> Directions for this task: Tally the lines that hold the string "annotation", and reply with the count alone.
_ _ _ _ _ _ _
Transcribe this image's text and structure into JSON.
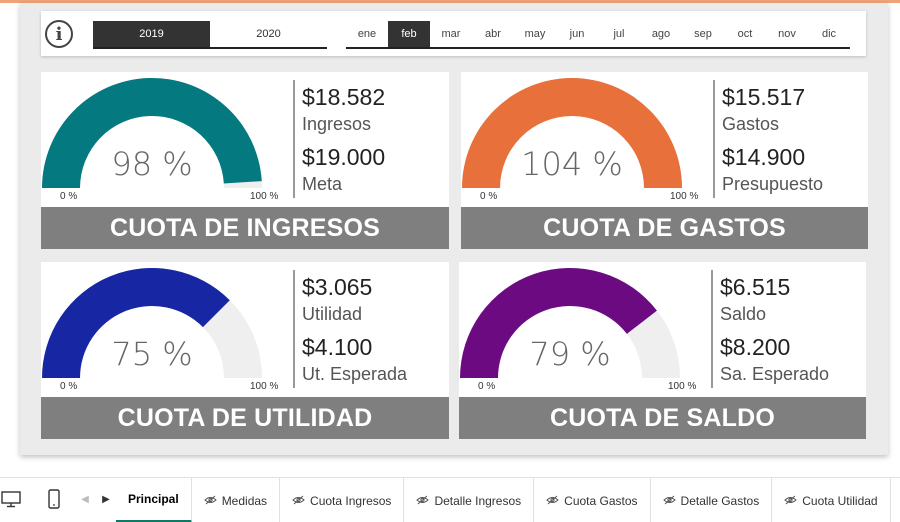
{
  "slicers": {
    "years": [
      {
        "label": "2019",
        "selected": true
      },
      {
        "label": "2020",
        "selected": false
      }
    ],
    "months": [
      {
        "label": "ene",
        "selected": false
      },
      {
        "label": "feb",
        "selected": true
      },
      {
        "label": "mar",
        "selected": false
      },
      {
        "label": "abr",
        "selected": false
      },
      {
        "label": "may",
        "selected": false
      },
      {
        "label": "jun",
        "selected": false
      },
      {
        "label": "jul",
        "selected": false
      },
      {
        "label": "ago",
        "selected": false
      },
      {
        "label": "sep",
        "selected": false
      },
      {
        "label": "oct",
        "selected": false
      },
      {
        "label": "nov",
        "selected": false
      },
      {
        "label": "dic",
        "selected": false
      }
    ]
  },
  "kpis": [
    {
      "title": "CUOTA DE INGRESOS",
      "percent_label": "98 %",
      "fill": 0.98,
      "color": "#047a80",
      "min_label": "0 %",
      "max_label": "100 %",
      "value1": "$18.582",
      "label1": "Ingresos",
      "value2": "$19.000",
      "label2": "Meta"
    },
    {
      "title": "CUOTA DE GASTOS",
      "percent_label": "104 %",
      "fill": 1.0,
      "color": "#e8703a",
      "min_label": "0 %",
      "max_label": "100 %",
      "value1": "$15.517",
      "label1": "Gastos",
      "value2": "$14.900",
      "label2": "Presupuesto"
    },
    {
      "title": "CUOTA DE UTILIDAD",
      "percent_label": "75 %",
      "fill": 0.75,
      "color": "#1726a3",
      "min_label": "0 %",
      "max_label": "100 %",
      "value1": "$3.065",
      "label1": "Utilidad",
      "value2": "$4.100",
      "label2": "Ut. Esperada"
    },
    {
      "title": "CUOTA DE SALDO",
      "percent_label": "79 %",
      "fill": 0.79,
      "color": "#6c0a82",
      "min_label": "0 %",
      "max_label": "100 %",
      "value1": "$6.515",
      "label1": "Saldo",
      "value2": "$8.200",
      "label2": "Sa. Esperado"
    }
  ],
  "gauge_track_color": "#efefef",
  "tabs": [
    {
      "label": "Principal",
      "active": true,
      "hidden_icon": false
    },
    {
      "label": "Medidas",
      "active": false,
      "hidden_icon": true
    },
    {
      "label": "Cuota Ingresos",
      "active": false,
      "hidden_icon": true
    },
    {
      "label": "Detalle Ingresos",
      "active": false,
      "hidden_icon": true
    },
    {
      "label": "Cuota Gastos",
      "active": false,
      "hidden_icon": true
    },
    {
      "label": "Detalle Gastos",
      "active": false,
      "hidden_icon": true
    },
    {
      "label": "Cuota Utilidad",
      "active": false,
      "hidden_icon": true
    }
  ],
  "icons": {
    "info": "info-icon",
    "desktop": "desktop-layout-icon",
    "phone": "phone-layout-icon",
    "prev": "chevron-left-icon",
    "next": "chevron-right-icon",
    "hidden": "hidden-page-icon"
  }
}
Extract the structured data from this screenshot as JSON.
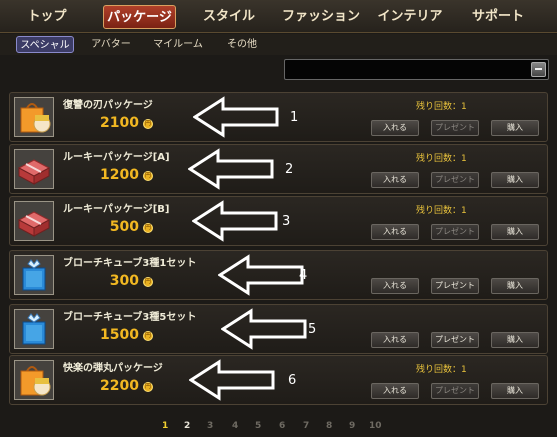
{
  "top_tabs": [
    "トップ",
    "パッケージ",
    "スタイル",
    "ファッション",
    "インテリア",
    "サポート"
  ],
  "active_top_tab": "パッケージ",
  "sub_tabs": [
    "スペシャル",
    "アバター",
    "マイルーム",
    "その他"
  ],
  "active_sub_tab": "スペシャル",
  "search": {
    "value": "",
    "placeholder": ""
  },
  "items": [
    {
      "name": "復讐の刃パッケージ",
      "price": "2100",
      "remaining": "残り回数：1",
      "icon": "orange-bag-character-icon",
      "gift_enabled": false,
      "annotation": "1"
    },
    {
      "name": "ルーキーパッケージ[A]",
      "price": "1200",
      "remaining": "残り回数：1",
      "icon": "red-box-icon",
      "gift_enabled": false,
      "annotation": "2"
    },
    {
      "name": "ルーキーパッケージ[B]",
      "price": "500",
      "remaining": "残り回数：1",
      "icon": "red-box-icon",
      "gift_enabled": false,
      "annotation": "3"
    },
    {
      "name": "ブローチキューブ3種1セット",
      "price": "300",
      "remaining": "",
      "icon": "blue-cube-icon",
      "gift_enabled": true,
      "annotation": "4"
    },
    {
      "name": "ブローチキューブ3種5セット",
      "price": "1500",
      "remaining": "",
      "icon": "blue-cube-icon",
      "gift_enabled": true,
      "annotation": "5"
    },
    {
      "name": "快楽の弾丸パッケージ",
      "price": "2200",
      "remaining": "残り回数：1",
      "icon": "orange-bag-character-icon",
      "gift_enabled": false,
      "annotation": "6"
    }
  ],
  "buttons": {
    "put_in": "入れる",
    "gift": "プレゼント",
    "buy": "購入"
  },
  "coin_symbol": "円",
  "pagination": [
    "1",
    "2",
    "3",
    "4",
    "5",
    "6",
    "7",
    "8",
    "9",
    "10"
  ],
  "current_page": "1",
  "colors": {
    "accent_price": "#f2b822",
    "remaining_text": "#e8c23c",
    "active_tab": "#b0402a"
  }
}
_ _ _ _ _ _ _
> Exercise response: 6